* [THE DATA]
____

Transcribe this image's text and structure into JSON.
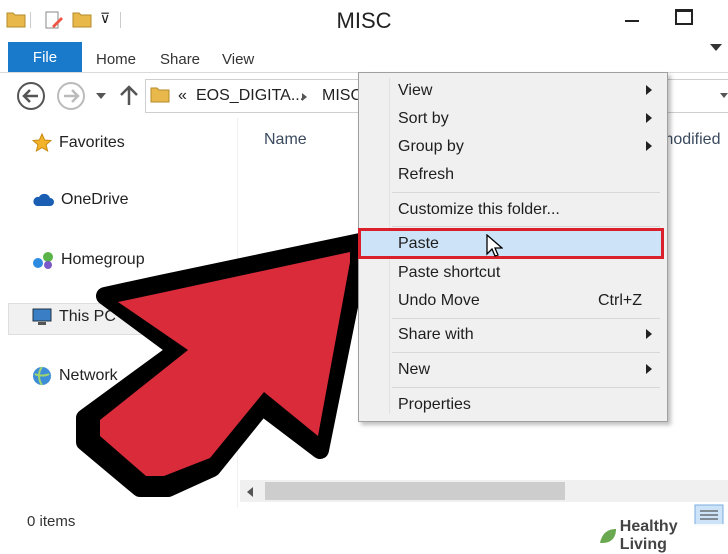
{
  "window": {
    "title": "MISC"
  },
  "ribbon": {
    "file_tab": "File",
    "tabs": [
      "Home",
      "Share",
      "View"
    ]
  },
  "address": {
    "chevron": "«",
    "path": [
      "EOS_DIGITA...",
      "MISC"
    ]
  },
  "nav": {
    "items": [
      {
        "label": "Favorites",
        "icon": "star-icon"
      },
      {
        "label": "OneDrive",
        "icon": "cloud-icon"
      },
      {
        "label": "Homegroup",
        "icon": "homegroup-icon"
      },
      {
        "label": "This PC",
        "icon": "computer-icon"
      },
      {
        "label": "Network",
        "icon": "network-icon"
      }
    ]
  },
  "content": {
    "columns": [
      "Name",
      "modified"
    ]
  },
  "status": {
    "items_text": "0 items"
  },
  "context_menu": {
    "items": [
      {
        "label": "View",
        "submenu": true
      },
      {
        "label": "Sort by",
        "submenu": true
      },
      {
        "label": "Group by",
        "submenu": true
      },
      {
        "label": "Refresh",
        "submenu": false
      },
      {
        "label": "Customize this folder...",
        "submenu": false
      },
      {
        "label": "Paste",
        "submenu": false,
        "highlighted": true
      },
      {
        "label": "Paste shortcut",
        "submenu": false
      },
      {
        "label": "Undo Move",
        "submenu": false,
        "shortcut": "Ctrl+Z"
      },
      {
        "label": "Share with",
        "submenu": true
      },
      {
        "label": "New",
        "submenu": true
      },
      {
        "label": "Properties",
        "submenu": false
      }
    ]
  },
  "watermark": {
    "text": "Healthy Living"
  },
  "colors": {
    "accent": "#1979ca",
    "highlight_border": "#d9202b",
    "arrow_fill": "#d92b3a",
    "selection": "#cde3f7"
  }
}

____

* [THE PROBLEM]
Make an exact copy of every record, pictures excluded.

* [PROBLEM SOLUTION]
Transcribe this image's text and structure into JSON.
{
  "window": {
    "title": "MISC"
  },
  "ribbon": {
    "file_tab": "File",
    "tabs": [
      "Home",
      "Share",
      "View"
    ]
  },
  "address": {
    "chevron": "«",
    "path": [
      "EOS_DIGITA...",
      "MISC"
    ]
  },
  "nav": {
    "items": [
      {
        "label": "Favorites",
        "icon": "star-icon"
      },
      {
        "label": "OneDrive",
        "icon": "cloud-icon"
      },
      {
        "label": "Homegroup",
        "icon": "homegroup-icon"
      },
      {
        "label": "This PC",
        "icon": "computer-icon"
      },
      {
        "label": "Network",
        "icon": "network-icon"
      }
    ]
  },
  "content": {
    "columns": [
      "Name",
      "modified"
    ]
  },
  "status": {
    "items_text": "0 items"
  },
  "context_menu": {
    "items": [
      {
        "label": "View",
        "submenu": true
      },
      {
        "label": "Sort by",
        "submenu": true
      },
      {
        "label": "Group by",
        "submenu": true
      },
      {
        "label": "Refresh",
        "submenu": false
      },
      {
        "label": "Customize this folder...",
        "submenu": false
      },
      {
        "label": "Paste",
        "submenu": false,
        "highlighted": true
      },
      {
        "label": "Paste shortcut",
        "submenu": false
      },
      {
        "label": "Undo Move",
        "submenu": false,
        "shortcut": "Ctrl+Z"
      },
      {
        "label": "Share with",
        "submenu": true
      },
      {
        "label": "New",
        "submenu": true
      },
      {
        "label": "Properties",
        "submenu": false
      }
    ]
  },
  "watermark": {
    "text": "Healthy Living"
  },
  "colors": {
    "accent": "#1979ca",
    "highlight_border": "#d9202b",
    "arrow_fill": "#d92b3a",
    "selection": "#cde3f7"
  }
}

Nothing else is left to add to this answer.